Written task A: Rewrite the eulogy below, starting at "With your poor" and ending at "so many friends.", with "memorial" replaced by "funeral service".

Article:
What a trial we must have been. To inherit an instant family, kids, cats, expenses and all and to do as well as you did is truly commendable. Others might have headed for the hills, but not you, you were always there for children who weren’t your natural children. You did things you did not have to do for us because you loved us as if we were your natural children. You treated us so well, better than most daughters could ever be treated. You were my ROCK. When mom moved out I was 15, I stayed with you. You kept me in my same high school and took great care of me. You made many sacrifices because you had standards you wanted to parent by. You took one of my closest friends in under our roof because of an abuse situation she was dealing with. This was to add to our collection of another you took in who wasn’t a cousin, but a friend to a cousin. You and mom were warm, loving wonderful people. The world, the day you died, has lost something most precious. You are a pearl among so many.
Every corner in your life, there are people that could tell similar stories about your kindness and generosity. I know you loaned many friends money when you had so little yourself.
Pop- I love you unconditionally and always have. I tried hard to remember a time when I was ever mad at you or when I felt we did not get along. I could not remember but one incidence we even really disagreed… I was upset because your reasoning was illogical… leave it to me to be upset about something illogical. You nurtured my feistiness rather than stifle it and helped me along with skills that I have needed for survival. My independence came at a young age for me, because of the strength you and mom gave me. I always felt as though I had a safe place to fall if I needed it. You were always open and willing to help. You taught me well and I had the occasion to help you a few times. It was so rewarding to me to be able to help you. I was honored to, because you did so much for us and I am proud of the way you raised us.
It has been hard to be so far away from you. But, you were never selfish about it. You have always wanted me to be happy and have encouraged me to go for whatever made me happy.
With your poor health and lung problems, you rose above it and kept such a positive and friendly attitude. You endeared yourself to so many people by just being who you were. It was so wonderful to see the turn out at the memorial, so many people loved you and you had so many friends.
Goodbye to you Daddy, you are by far the most precious man I will ever know.

Given records:
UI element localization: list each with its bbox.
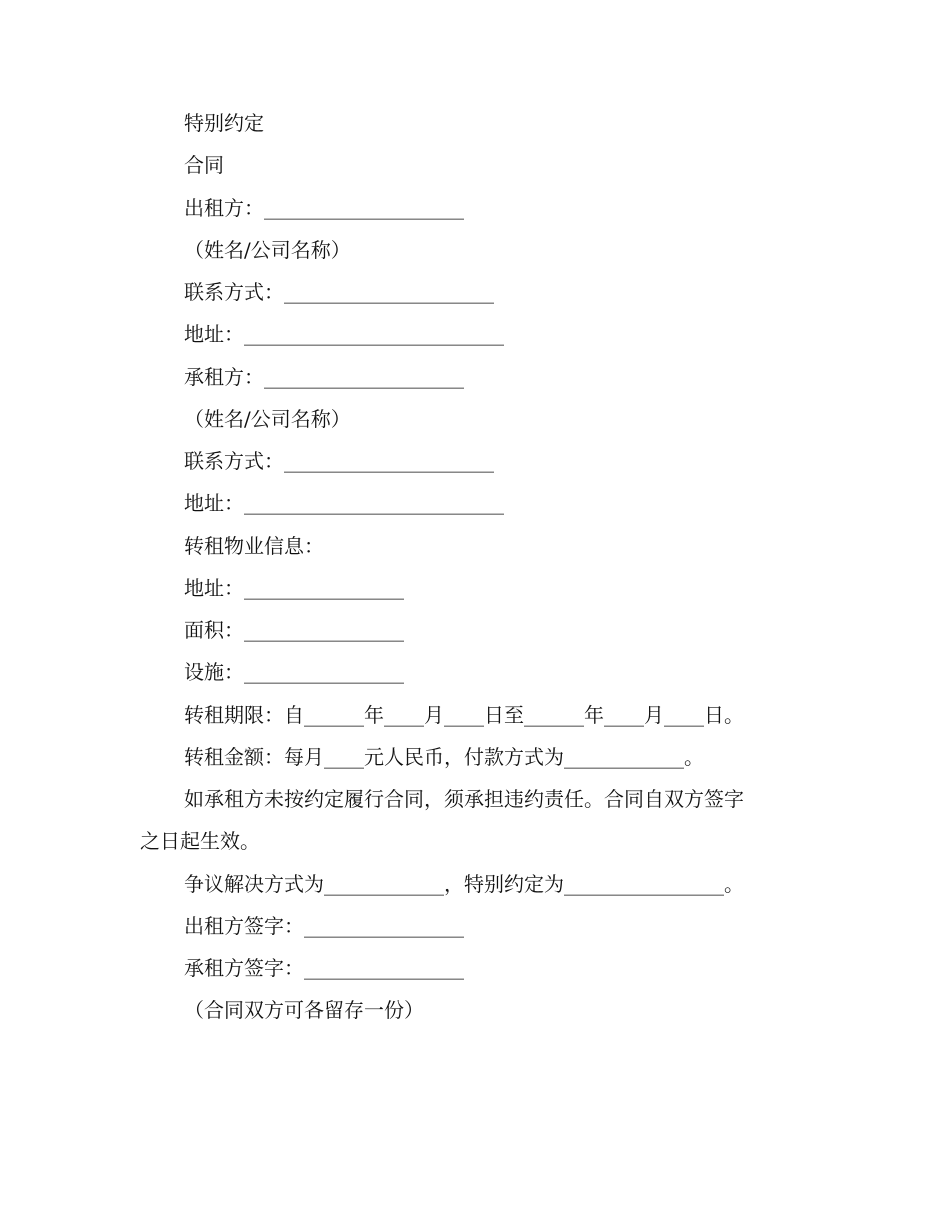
property-facilities-field: 设施：________________ (184, 660, 404, 684)
breach-clause-continued: 之日起生效。 (140, 829, 260, 853)
breach-clause: 如承租方未按约定履行合同，须承担违约责任。合同自双方签字 (184, 787, 744, 811)
property-info-heading: 转租物业信息： (184, 534, 324, 558)
copies-note: （合同双方可各留存一份） (184, 998, 424, 1022)
sublease-amount-field: 转租金额：每月____元人民币，付款方式为____________。 (184, 745, 704, 769)
lessee-signature-field: 承租方签字：________________ (184, 956, 464, 980)
lessee-field: 承租方：____________________ (184, 365, 464, 389)
lessor-name-note: （姓名/公司名称） (184, 238, 351, 262)
property-address-field: 地址：________________ (184, 576, 404, 600)
lessor-address-field: 地址：__________________________ (184, 322, 504, 346)
sublease-term-field: 转租期限：自______年____月____日至______年____月____日。 (184, 703, 744, 727)
lessee-name-note: （姓名/公司名称） (184, 407, 351, 431)
property-area-field: 面积：________________ (184, 618, 404, 642)
doc-heading-contract: 合同 (184, 153, 224, 177)
lessee-contact-field: 联系方式：_____________________ (184, 449, 494, 473)
lessee-address-field: 地址：__________________________ (184, 491, 504, 515)
dispute-clause: 争议解决方式为____________，特别约定为________________。 (184, 872, 744, 896)
lessor-signature-field: 出租方签字：________________ (184, 914, 464, 938)
lessor-contact-field: 联系方式：_____________________ (184, 280, 494, 304)
doc-heading-special-agreement: 特别约定 (184, 111, 264, 135)
lessor-field: 出租方：____________________ (184, 196, 464, 220)
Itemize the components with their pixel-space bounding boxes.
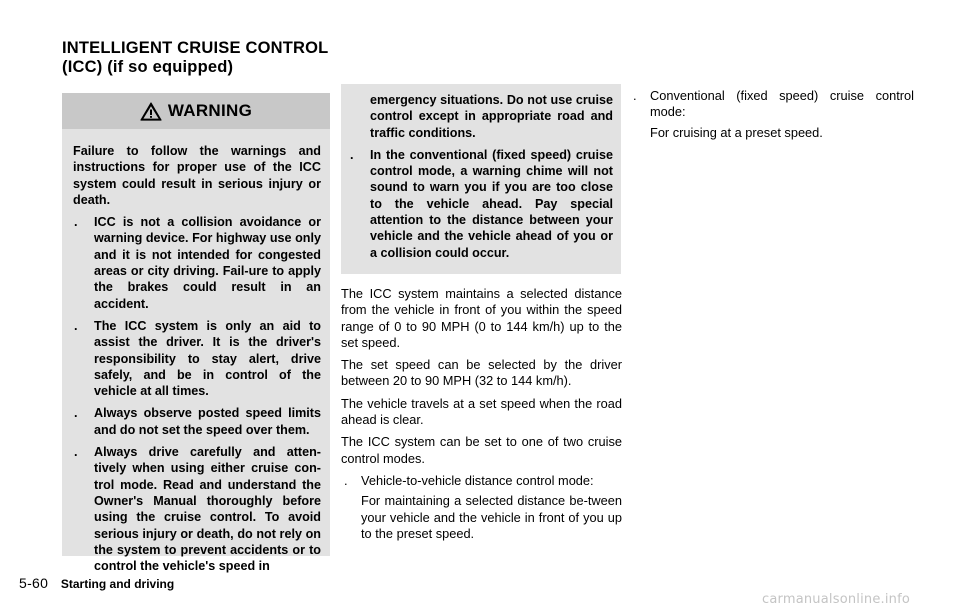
mode-list-item [630, 88, 914, 121]
body-column-3 [630, 88, 914, 147]
bullet-dot: . [633, 88, 637, 103]
warning-bullet-text: Always drive carefully and atten-tively when using either cruise con-trol mode. Read and understand the Owner's Manual thoroughly before using the cruise control. To avoid serious injury or death, do not rely on the system to prevent accidents or to control the vehicle's speed in [94, 445, 321, 574]
warning-bullet-text: Always observe posted speed limits and do not set the speed over them. [94, 406, 321, 437]
body-paragraph: The ICC system maintains a selected distance from the vehicle in front of you within the speed range of 0 to 90 MPH (0 to 144 km/h) up to the set speed. [341, 286, 622, 350]
warning-bullet [73, 405, 321, 438]
watermark: carmanualsonline.info [762, 592, 911, 607]
warning-text [73, 143, 321, 580]
warning-bullet-text: In the conventional (fixed speed) cruise control mode, a warning chime will not sound to warn you if you are too close to the vehicle ahead. Pay special attention to the distance between your vehicle and the vehicle ahead of you or a collision could occur. [370, 147, 613, 260]
bullet-dot: . [74, 445, 78, 460]
warning-continued: emergency situations. Do not use cruise control except in appropriate road and traffic conditions. [370, 93, 613, 140]
warning-bullet [73, 214, 321, 312]
warning-triangle-icon [140, 102, 162, 121]
body-paragraph: The vehicle travels at a set speed when the road ahead is clear. [341, 395, 622, 428]
body-paragraph: The ICC system can be set to one of two cruise control modes. [341, 434, 622, 466]
mode2-label: Conventional (fixed speed) cruise control mode: [650, 88, 914, 120]
section-title-line2: (ICC) (if so equipped) [62, 58, 234, 76]
body-column-2 [341, 286, 622, 548]
page-footer [19, 575, 174, 591]
warning-title: WARNING [167, 101, 253, 120]
warning-bullet-text: The ICC system is only an aid to assist the driver. It is the driver's responsibility to stay alert, drive safely, and be in control of the vehicle at all times. [94, 318, 321, 399]
warning-bullet [73, 444, 321, 574]
warning-box-continued [341, 84, 621, 274]
warning-box [62, 93, 330, 574]
mode1-description: For maintaining a selected distance be-tween your vehicle and the vehicle in front of you up to the preset speed. [361, 493, 622, 541]
warning-intro: Failure to follow the warnings and instructions for proper use of the ICC system could result in serious injury or death. [73, 144, 321, 207]
page-number: 5-60 [19, 575, 49, 591]
bullet-dot: . [74, 215, 78, 230]
body-paragraph: The set speed can be selected by the driver between 20 to 90 MPH (32 to 144 km/h). [341, 357, 622, 389]
bullet-dot: . [344, 472, 348, 488]
bullet-dot: . [74, 318, 78, 333]
chapter-title: Starting and driving [60, 577, 175, 591]
warning-header [62, 93, 330, 129]
section-title [62, 39, 328, 77]
warning-bullet-text: ICC is not a collision avoidance or warning device. For highway use only and it is not intended for congested areas or city driving. Fail-ure to apply the brakes could result in an accident. [94, 215, 321, 311]
bullet-dot: . [350, 147, 354, 162]
mode1-label: Vehicle-to-vehicle distance control mode: [361, 472, 594, 488]
mode2-description: For cruising at a preset speed. [650, 124, 823, 140]
warning-text-continued [349, 92, 613, 267]
warning-bullet [73, 318, 321, 399]
section-title-line1: INTELLIGENT CRUISE CONTROL [62, 39, 329, 57]
warning-bullet [349, 147, 613, 261]
mode-list-item [341, 473, 622, 489]
bullet-dot: . [74, 406, 78, 421]
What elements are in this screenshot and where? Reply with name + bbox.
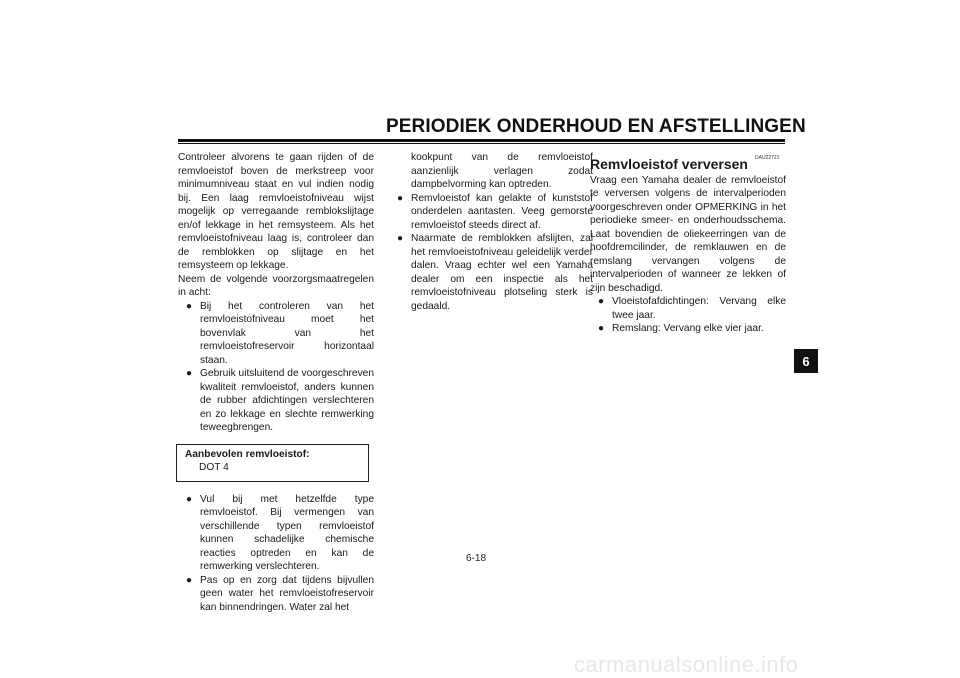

Written task B: Return the lines of the records above unchanged, starting at the line that contains "mode-list-item [630, 88, 914, 121]" and ending at the line that contains "mode1-description: For maintaining".

Expected answer A:
With your poor health and lung problems, you rose above it and kept such a positive and friendly attitude. You endeared yourself to so many people by just being who you were. It was so wonderful to see the turn out at the funeral service, so many people loved you and you had so many friends.

Expected answer B:
mode-list-item [630, 88, 914, 121]
body-column-3 [630, 88, 914, 147]
bullet-dot: . [633, 88, 637, 103]
warning-bullet-text: Always drive carefully and atten-tively when using either cruise con-trol mode. Read and understand the Owner's Manual thoroughly before using the cruise control. To avoid serious injury or death, do not rely on the system to prevent accidents or to control the vehicle's speed in [94, 445, 321, 574]
warning-bullet-text: Always observe posted speed limits and do not set the speed over them. [94, 406, 321, 437]
body-paragraph: The ICC system maintains a selected distance from the vehicle in front of you within the speed range of 0 to 90 MPH (0 to 144 km/h) up to the set speed. [341, 286, 622, 350]
warning-bullet [73, 405, 321, 438]
watermark: carmanualsonline.info [762, 592, 911, 607]
warning-text [73, 143, 321, 580]
warning-bullet-text: In the conventional (fixed speed) cruise control mode, a warning chime will not sound to warn you if you are too close to the vehicle ahead. Pay special attention to the distance between your vehicle and the vehicle ahead of you or a collision could occur. [370, 147, 613, 260]
bullet-dot: . [74, 445, 78, 460]
warning-continued: emergency situations. Do not use cruise control except in appropriate road and traffic conditions. [370, 93, 613, 140]
warning-bullet [73, 214, 321, 312]
warning-triangle-icon [140, 102, 162, 121]
body-paragraph: The vehicle travels at a set speed when the road ahead is clear. [341, 395, 622, 428]
body-paragraph: The ICC system can be set to one of two cruise control modes. [341, 434, 622, 466]
mode2-label: Conventional (fixed speed) cruise control mode: [650, 88, 914, 120]
section-title-line2: (ICC) (if so equipped) [62, 58, 234, 76]
body-column-2 [341, 286, 622, 548]
page-footer [19, 575, 174, 591]
warning-title: WARNING [167, 101, 253, 120]
warning-bullet-text: The ICC system is only an aid to assist the driver. It is the driver's responsibility to stay alert, drive safely, and be in control of the vehicle at all times. [94, 318, 321, 399]
warning-bullet [73, 444, 321, 574]
warning-box-continued [341, 84, 621, 274]
warning-box [62, 93, 330, 574]
mode1-description: For maintaining a selected distance be-tween your vehicle and the vehicle in front of you up to the preset speed. [361, 493, 622, 541]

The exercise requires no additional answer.